Stored dataset items
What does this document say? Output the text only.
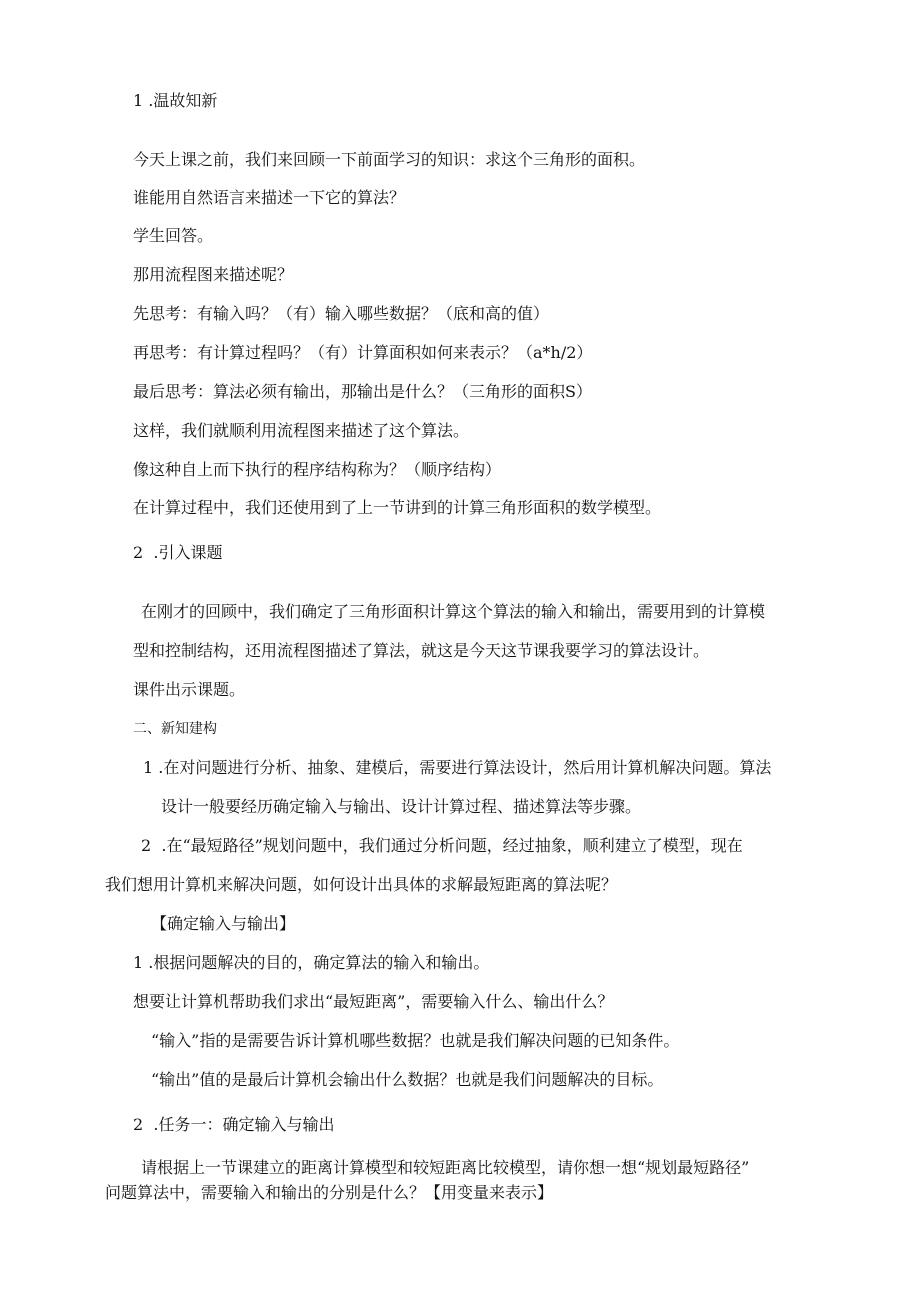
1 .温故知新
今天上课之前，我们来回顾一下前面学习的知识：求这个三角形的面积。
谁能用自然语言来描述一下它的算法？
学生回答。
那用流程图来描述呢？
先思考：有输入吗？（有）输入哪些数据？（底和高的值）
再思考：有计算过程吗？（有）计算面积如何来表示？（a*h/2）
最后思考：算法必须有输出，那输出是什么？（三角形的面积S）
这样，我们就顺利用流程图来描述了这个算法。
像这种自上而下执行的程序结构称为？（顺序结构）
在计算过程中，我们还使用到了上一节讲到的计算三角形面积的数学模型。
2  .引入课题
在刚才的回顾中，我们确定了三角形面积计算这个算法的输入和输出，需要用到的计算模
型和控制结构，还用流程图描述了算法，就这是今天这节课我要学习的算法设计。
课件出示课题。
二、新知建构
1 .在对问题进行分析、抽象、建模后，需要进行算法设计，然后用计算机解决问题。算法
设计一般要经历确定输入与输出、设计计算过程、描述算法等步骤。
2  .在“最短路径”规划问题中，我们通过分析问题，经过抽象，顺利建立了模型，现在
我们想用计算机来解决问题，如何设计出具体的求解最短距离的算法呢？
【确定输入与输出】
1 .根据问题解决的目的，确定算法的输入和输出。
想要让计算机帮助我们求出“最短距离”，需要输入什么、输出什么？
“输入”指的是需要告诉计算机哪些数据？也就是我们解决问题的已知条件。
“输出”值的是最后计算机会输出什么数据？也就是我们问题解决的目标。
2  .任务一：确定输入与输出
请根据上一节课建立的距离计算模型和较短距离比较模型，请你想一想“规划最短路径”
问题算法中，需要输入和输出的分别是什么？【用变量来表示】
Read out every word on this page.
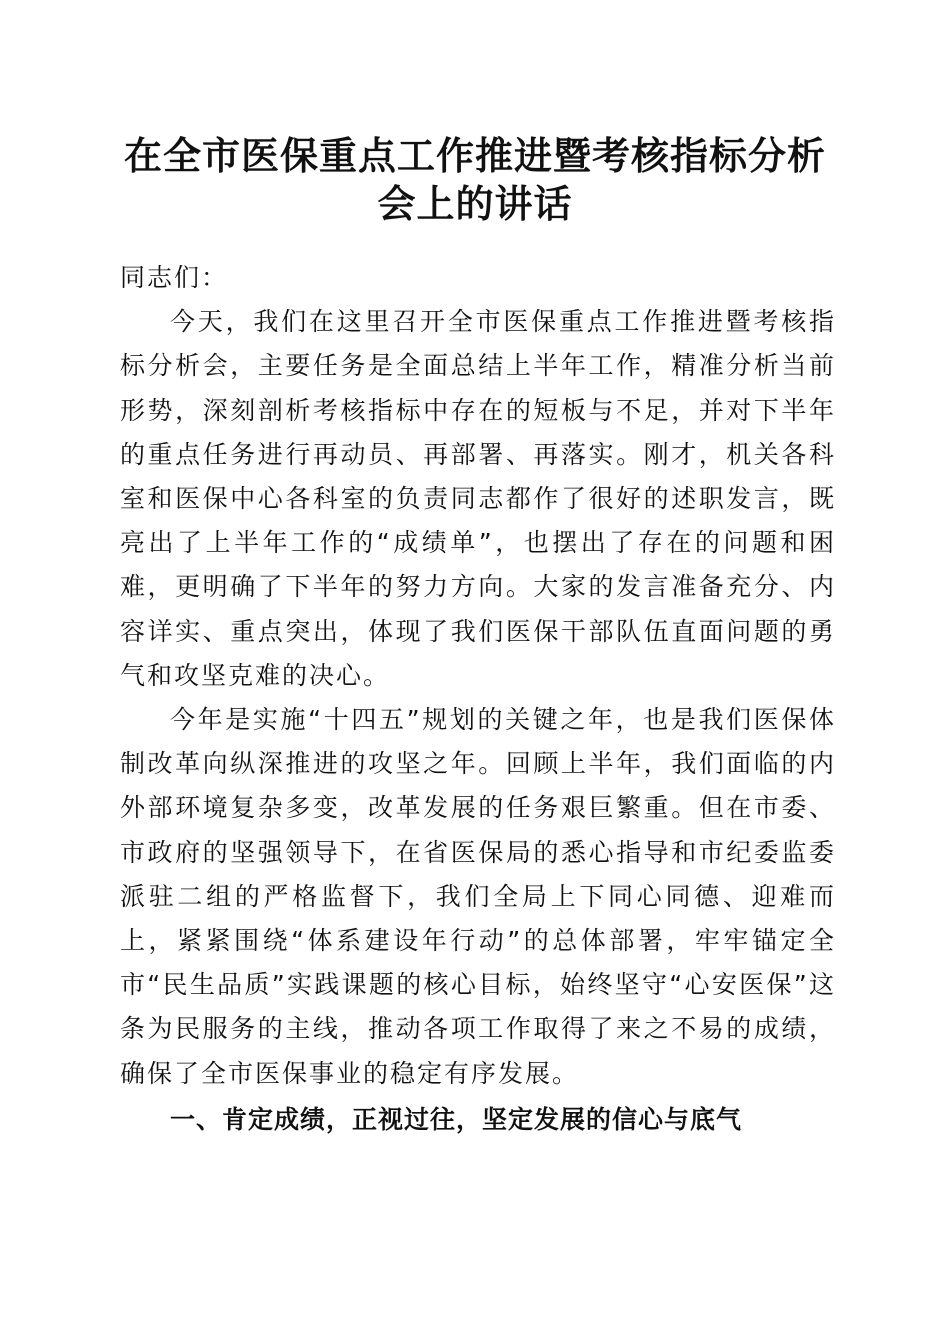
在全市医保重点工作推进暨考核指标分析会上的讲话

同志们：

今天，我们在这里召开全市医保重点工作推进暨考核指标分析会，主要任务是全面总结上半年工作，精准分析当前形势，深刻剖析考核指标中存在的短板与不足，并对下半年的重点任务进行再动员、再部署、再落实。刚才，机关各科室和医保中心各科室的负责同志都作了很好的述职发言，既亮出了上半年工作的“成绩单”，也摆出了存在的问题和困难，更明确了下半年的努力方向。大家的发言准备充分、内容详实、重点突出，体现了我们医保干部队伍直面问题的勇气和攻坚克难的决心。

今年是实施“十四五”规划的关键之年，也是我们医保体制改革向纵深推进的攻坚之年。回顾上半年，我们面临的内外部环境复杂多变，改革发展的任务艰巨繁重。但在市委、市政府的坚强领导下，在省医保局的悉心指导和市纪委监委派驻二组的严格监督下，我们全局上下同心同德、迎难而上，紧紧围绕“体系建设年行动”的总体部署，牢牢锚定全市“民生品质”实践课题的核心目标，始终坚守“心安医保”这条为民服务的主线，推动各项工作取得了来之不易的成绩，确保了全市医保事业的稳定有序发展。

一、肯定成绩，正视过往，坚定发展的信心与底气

## [GIVEN PROBLEM]
Transcribe the whole listing exactly. Pictures are excluded.

## [FINAL ANSWER]
What does this document say? Output the text only.
1 .温故知新
今天上课之前，我们来回顾一下前面学习的知识：求这个三角形的面积。
谁能用自然语言来描述一下它的算法？
学生回答。
那用流程图来描述呢？
先思考：有输入吗？（有）输入哪些数据？（底和高的值）
再思考：有计算过程吗？（有）计算面积如何来表示？（a*h/2）
最后思考：算法必须有输出，那输出是什么？（三角形的面积S）
这样，我们就顺利用流程图来描述了这个算法。
像这种自上而下执行的程序结构称为？（顺序结构）
在计算过程中，我们还使用到了上一节讲到的计算三角形面积的数学模型。
2  .引入课题
在刚才的回顾中，我们确定了三角形面积计算这个算法的输入和输出，需要用到的计算模
型和控制结构，还用流程图描述了算法，就这是今天这节课我要学习的算法设计。
课件出示课题。
二、新知建构
1 .在对问题进行分析、抽象、建模后，需要进行算法设计，然后用计算机解决问题。算法
设计一般要经历确定输入与输出、设计计算过程、描述算法等步骤。
2  .在“最短路径”规划问题中，我们通过分析问题，经过抽象，顺利建立了模型，现在
我们想用计算机来解决问题，如何设计出具体的求解最短距离的算法呢？
【确定输入与输出】
1 .根据问题解决的目的，确定算法的输入和输出。
想要让计算机帮助我们求出“最短距离”，需要输入什么、输出什么？
“输入”指的是需要告诉计算机哪些数据？也就是我们解决问题的已知条件。
“输出”值的是最后计算机会输出什么数据？也就是我们问题解决的目标。
2  .任务一：确定输入与输出
请根据上一节课建立的距离计算模型和较短距离比较模型，请你想一想“规划最短路径”
问题算法中，需要输入和输出的分别是什么？【用变量来表示】
Read out every word on this page.
在全市医保重点工作推进暨考核指标分析会上的讲话

同志们：

今天，我们在这里召开全市医保重点工作推进暨考核指标分析会，主要任务是全面总结上半年工作，精准分析当前形势，深刻剖析考核指标中存在的短板与不足，并对下半年的重点任务进行再动员、再部署、再落实。刚才，机关各科室和医保中心各科室的负责同志都作了很好的述职发言，既亮出了上半年工作的“成绩单”，也摆出了存在的问题和困难，更明确了下半年的努力方向。大家的发言准备充分、内容详实、重点突出，体现了我们医保干部队伍直面问题的勇气和攻坚克难的决心。

今年是实施“十四五”规划的关键之年，也是我们医保体制改革向纵深推进的攻坚之年。回顾上半年，我们面临的内外部环境复杂多变，改革发展的任务艰巨繁重。但在市委、市政府的坚强领导下，在省医保局的悉心指导和市纪委监委派驻二组的严格监督下，我们全局上下同心同德、迎难而上，紧紧围绕“体系建设年行动”的总体部署，牢牢锚定全市“民生品质”实践课题的核心目标，始终坚守“心安医保”这条为民服务的主线，推动各项工作取得了来之不易的成绩，确保了全市医保事业的稳定有序发展。

一、肯定成绩，正视过往，坚定发展的信心与底气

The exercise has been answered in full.